REQUIREMENTS:
**1)** Quote the reference-counting thread from "I didn't bother" up to and including "the GC coin.".
**2)** In the reference-counting thread, what do weak pointers in Objective-C require?

QUOTED TEXT:
====================
The 'corrected C++ version of the code' is actually:

std:vector< int > pod( 10 ); ...

I didn't bother reading any further.

------
austinz
Regarding his assertion about reference counting: Apple's implementation of
ARC for Objective-C doesn't handle cycles (it requires the engineer to reason
about weak and strong references in order to prevent memory leaks), but it is
certainly a "serious" implementation. The fact that it doesn't have facilities
for detecting and releasing cyclic references makes it definitely not the
"other side" of the GC coin.

That being said, ARC-style reference counting is more limited in terms of what
developers can do with their code, and it may not be a general enough solution
for a language like C++ (which strives to be all things to all people). Weak
pointers in Objective-C also require runtime support, which could probably not
be appropriate for high-performance applications in many cases.
====================
DATA SEGMENT:
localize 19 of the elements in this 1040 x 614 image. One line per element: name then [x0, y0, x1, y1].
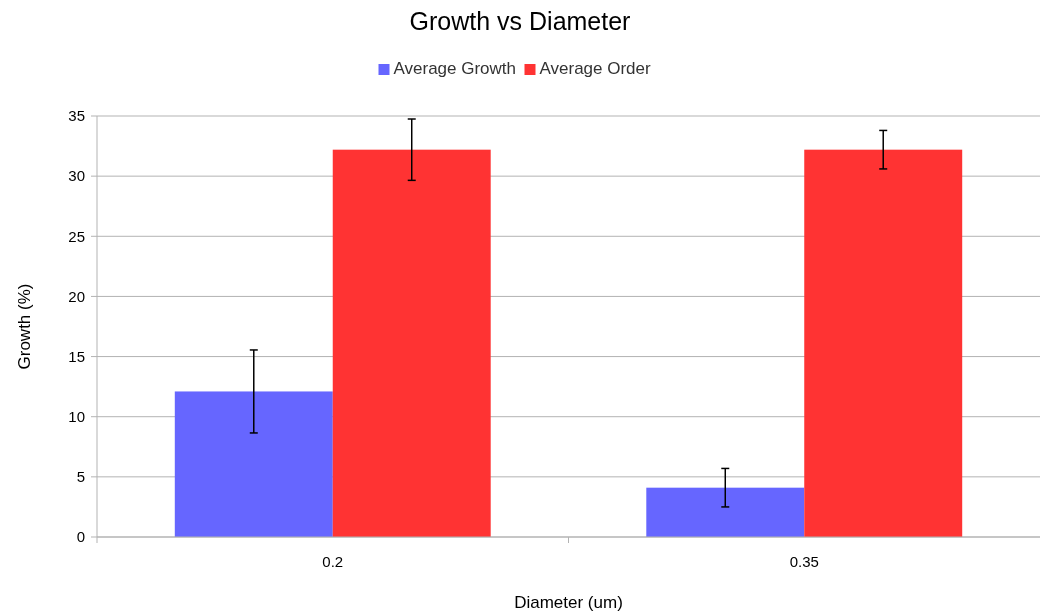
====================
RESPONSES IN ORDER:
**1)**
I didn't bother reading any further.

------
austinz
Regarding his assertion about reference counting: Apple's implementation of
ARC for Objective-C doesn't handle cycles (it requires the engineer to reason
about weak and strong references in order to prevent memory leaks), but it is
certainly a "serious" implementation. The fact that it doesn't have facilities
for detecting and releasing cyclic references makes it definitely not the
"other side" of the GC coin.

**2)** Runtime support.